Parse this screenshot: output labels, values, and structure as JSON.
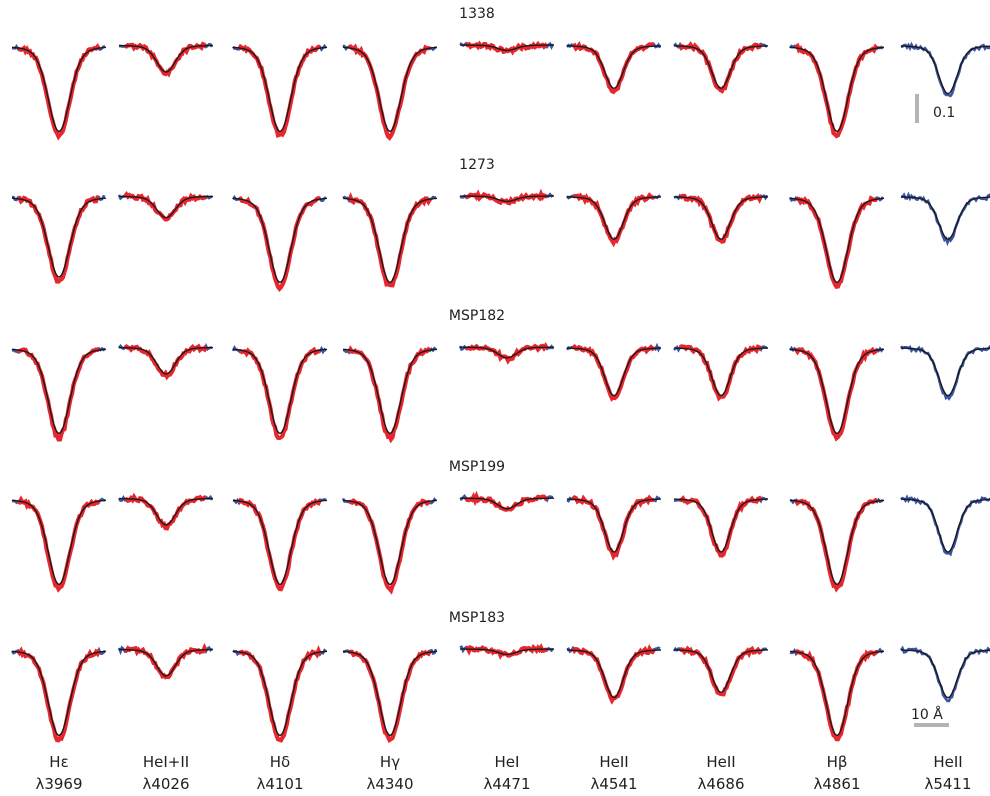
{
  "chart_data": {
    "type": "line",
    "title": "",
    "xlabel": "",
    "ylabel": "",
    "legend": "none",
    "grid": false,
    "colors": {
      "observed_fit_region": "#e8262e",
      "observed_other": "#3a55a4",
      "model": "#1a1a1a",
      "scale_bar": "#b3b3b3"
    },
    "stars": [
      "1338",
      "1273",
      "MSP182",
      "MSP199",
      "MSP183"
    ],
    "lines": [
      {
        "name": "Hε",
        "wavelength": "λ3969",
        "depths": [
          0.16,
          0.15,
          0.16,
          0.16,
          0.16
        ],
        "width": 3.5
      },
      {
        "name": "HeI+II",
        "wavelength": "λ4026",
        "depths": [
          0.05,
          0.04,
          0.05,
          0.05,
          0.05
        ],
        "width": 3.0
      },
      {
        "name": "Hδ",
        "wavelength": "λ4101",
        "depths": [
          0.16,
          0.16,
          0.16,
          0.16,
          0.16
        ],
        "width": 3.5
      },
      {
        "name": "Hγ",
        "wavelength": "λ4340",
        "depths": [
          0.16,
          0.16,
          0.16,
          0.16,
          0.16
        ],
        "width": 3.5
      },
      {
        "name": "HeI",
        "wavelength": "λ4471",
        "depths": [
          0.01,
          0.01,
          0.02,
          0.02,
          0.01
        ],
        "width": 3.0
      },
      {
        "name": "HeII",
        "wavelength": "λ4541",
        "depths": [
          0.08,
          0.08,
          0.09,
          0.1,
          0.09
        ],
        "width": 3.0
      },
      {
        "name": "HeII",
        "wavelength": "λ4686",
        "depths": [
          0.08,
          0.08,
          0.09,
          0.1,
          0.08
        ],
        "width": 3.0
      },
      {
        "name": "Hβ",
        "wavelength": "λ4861",
        "depths": [
          0.16,
          0.16,
          0.16,
          0.16,
          0.16
        ],
        "width": 3.5
      },
      {
        "name": "HeII",
        "wavelength": "λ5411",
        "depths": [
          0.09,
          0.08,
          0.09,
          0.1,
          0.09
        ],
        "width": 3.0
      }
    ],
    "scale_bars": {
      "flux": "0.1",
      "wavelength": "10 Å"
    }
  }
}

* [Task to complete]
From the entries above, output every line exactly and omit any image.

* [Finished exercise]
Parse this screenshot: output labels, values, and structure as JSON.
{
  "chart_data": {
    "type": "line",
    "title": "",
    "xlabel": "",
    "ylabel": "",
    "legend": "none",
    "grid": false,
    "colors": {
      "observed_fit_region": "#e8262e",
      "observed_other": "#3a55a4",
      "model": "#1a1a1a",
      "scale_bar": "#b3b3b3"
    },
    "stars": [
      "1338",
      "1273",
      "MSP182",
      "MSP199",
      "MSP183"
    ],
    "lines": [
      {
        "name": "Hε",
        "wavelength": "λ3969",
        "depths": [
          0.16,
          0.15,
          0.16,
          0.16,
          0.16
        ],
        "width": 3.5
      },
      {
        "name": "HeI+II",
        "wavelength": "λ4026",
        "depths": [
          0.05,
          0.04,
          0.05,
          0.05,
          0.05
        ],
        "width": 3.0
      },
      {
        "name": "Hδ",
        "wavelength": "λ4101",
        "depths": [
          0.16,
          0.16,
          0.16,
          0.16,
          0.16
        ],
        "width": 3.5
      },
      {
        "name": "Hγ",
        "wavelength": "λ4340",
        "depths": [
          0.16,
          0.16,
          0.16,
          0.16,
          0.16
        ],
        "width": 3.5
      },
      {
        "name": "HeI",
        "wavelength": "λ4471",
        "depths": [
          0.01,
          0.01,
          0.02,
          0.02,
          0.01
        ],
        "width": 3.0
      },
      {
        "name": "HeII",
        "wavelength": "λ4541",
        "depths": [
          0.08,
          0.08,
          0.09,
          0.1,
          0.09
        ],
        "width": 3.0
      },
      {
        "name": "HeII",
        "wavelength": "λ4686",
        "depths": [
          0.08,
          0.08,
          0.09,
          0.1,
          0.08
        ],
        "width": 3.0
      },
      {
        "name": "Hβ",
        "wavelength": "λ4861",
        "depths": [
          0.16,
          0.16,
          0.16,
          0.16,
          0.16
        ],
        "width": 3.5
      },
      {
        "name": "HeII",
        "wavelength": "λ5411",
        "depths": [
          0.09,
          0.08,
          0.09,
          0.1,
          0.09
        ],
        "width": 3.0
      }
    ],
    "scale_bars": {
      "flux": "0.1",
      "wavelength": "10 Å"
    }
  }
}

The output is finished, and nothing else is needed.